REQUIREMENT:
Repeat each entry in full, exactly.

INPUT DATA:
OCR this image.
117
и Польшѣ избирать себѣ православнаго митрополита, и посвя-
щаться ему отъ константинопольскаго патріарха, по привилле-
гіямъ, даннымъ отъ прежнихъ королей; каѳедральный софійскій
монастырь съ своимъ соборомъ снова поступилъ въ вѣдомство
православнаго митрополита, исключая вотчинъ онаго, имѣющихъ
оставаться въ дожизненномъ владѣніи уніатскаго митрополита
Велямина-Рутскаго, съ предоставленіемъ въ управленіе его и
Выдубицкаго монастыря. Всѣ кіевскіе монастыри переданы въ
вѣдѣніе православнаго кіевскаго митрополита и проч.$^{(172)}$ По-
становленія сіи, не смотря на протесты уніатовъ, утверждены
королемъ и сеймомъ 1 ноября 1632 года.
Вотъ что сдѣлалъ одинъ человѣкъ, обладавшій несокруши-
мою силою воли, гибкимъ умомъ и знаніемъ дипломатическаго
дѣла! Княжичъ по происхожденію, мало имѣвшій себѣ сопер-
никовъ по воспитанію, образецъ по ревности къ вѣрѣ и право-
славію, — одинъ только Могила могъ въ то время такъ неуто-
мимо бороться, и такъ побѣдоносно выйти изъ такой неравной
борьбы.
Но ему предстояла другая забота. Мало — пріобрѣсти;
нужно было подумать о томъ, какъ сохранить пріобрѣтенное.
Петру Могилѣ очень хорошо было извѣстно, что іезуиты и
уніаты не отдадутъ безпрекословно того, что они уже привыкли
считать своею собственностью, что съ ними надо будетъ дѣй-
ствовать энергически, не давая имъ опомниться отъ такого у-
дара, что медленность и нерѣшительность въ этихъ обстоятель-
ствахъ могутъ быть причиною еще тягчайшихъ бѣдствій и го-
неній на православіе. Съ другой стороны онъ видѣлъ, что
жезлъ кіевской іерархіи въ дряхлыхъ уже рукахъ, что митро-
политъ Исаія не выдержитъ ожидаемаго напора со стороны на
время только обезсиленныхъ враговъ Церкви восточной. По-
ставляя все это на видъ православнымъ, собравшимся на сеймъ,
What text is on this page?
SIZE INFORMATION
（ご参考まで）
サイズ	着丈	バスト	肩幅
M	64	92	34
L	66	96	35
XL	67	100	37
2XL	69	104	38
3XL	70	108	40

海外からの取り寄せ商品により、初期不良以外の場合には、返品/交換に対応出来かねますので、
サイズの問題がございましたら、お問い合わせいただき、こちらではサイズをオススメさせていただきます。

RESULT OF THIS TASK:
OCR this image.
117
и Польшѣ избирать себѣ православнаго митрополита, и посвя-
щаться ему отъ константинопольскаго патріарха, по привилле-
гіямъ, даннымъ отъ прежнихъ королей; каѳедральный софійскій
монастырь съ своимъ соборомъ снова поступилъ въ вѣдомство
православнаго митрополита, исключая вотчинъ онаго, имѣющихъ
оставаться въ дожизненномъ владѣніи уніатскаго митрополита
Велямина-Рутскаго, съ предоставленіемъ въ управленіе его и
Выдубицкаго монастыря. Всѣ кіевскіе монастыри переданы въ
вѣдѣніе православнаго кіевскаго митрополита и проч.$^{(172)}$ По-
становленія сіи, не смотря на протесты уніатовъ, утверждены
королемъ и сеймомъ 1 ноября 1632 года.
Вотъ что сдѣлалъ одинъ человѣкъ, обладавшій несокруши-
мою силою воли, гибкимъ умомъ и знаніемъ дипломатическаго
дѣла! Княжичъ по происхожденію, мало имѣвшій себѣ сопер-
никовъ по воспитанію, образецъ по ревности къ вѣрѣ и право-
славію, — одинъ только Могила могъ въ то время такъ неуто-
мимо бороться, и такъ побѣдоносно выйти изъ такой неравной
борьбы.
Но ему предстояла другая забота. Мало — пріобрѣсти;
нужно было подумать о томъ, какъ сохранить пріобрѣтенное.
Петру Могилѣ очень хорошо было извѣстно, что іезуиты и
уніаты не отдадутъ безпрекословно того, что они уже привыкли
считать своею собственностью, что съ ними надо будетъ дѣй-
ствовать энергически, не давая имъ опомниться отъ такого у-
дара, что медленность и нерѣшительность въ этихъ обстоятель-
ствахъ могутъ быть причиною еще тягчайшихъ бѣдствій и го-
неній на православіе. Съ другой стороны онъ видѣлъ, что
жезлъ кіевской іерархіи въ дряхлыхъ уже рукахъ, что митро-
политъ Исаія не выдержитъ ожидаемаго напора со стороны на
время только обезсиленныхъ враговъ Церкви восточной. По-
ставляя все это на видъ православнымъ, собравшимся на сеймъ,
What text is on this page?
SIZE INFORMATION
（ご参考まで）
サイズ	着丈	バスト	肩幅
M	64	92	34
L	66	96	35
XL	67	100	37
2XL	69	104	38
3XL	70	108	40

海外からの取り寄せ商品により、初期不良以外の場合には、返品/交換に対応出来かねますので、
サイズの問題がございましたら、お問い合わせいただき、こちらではサイズをオススメさせていただきます。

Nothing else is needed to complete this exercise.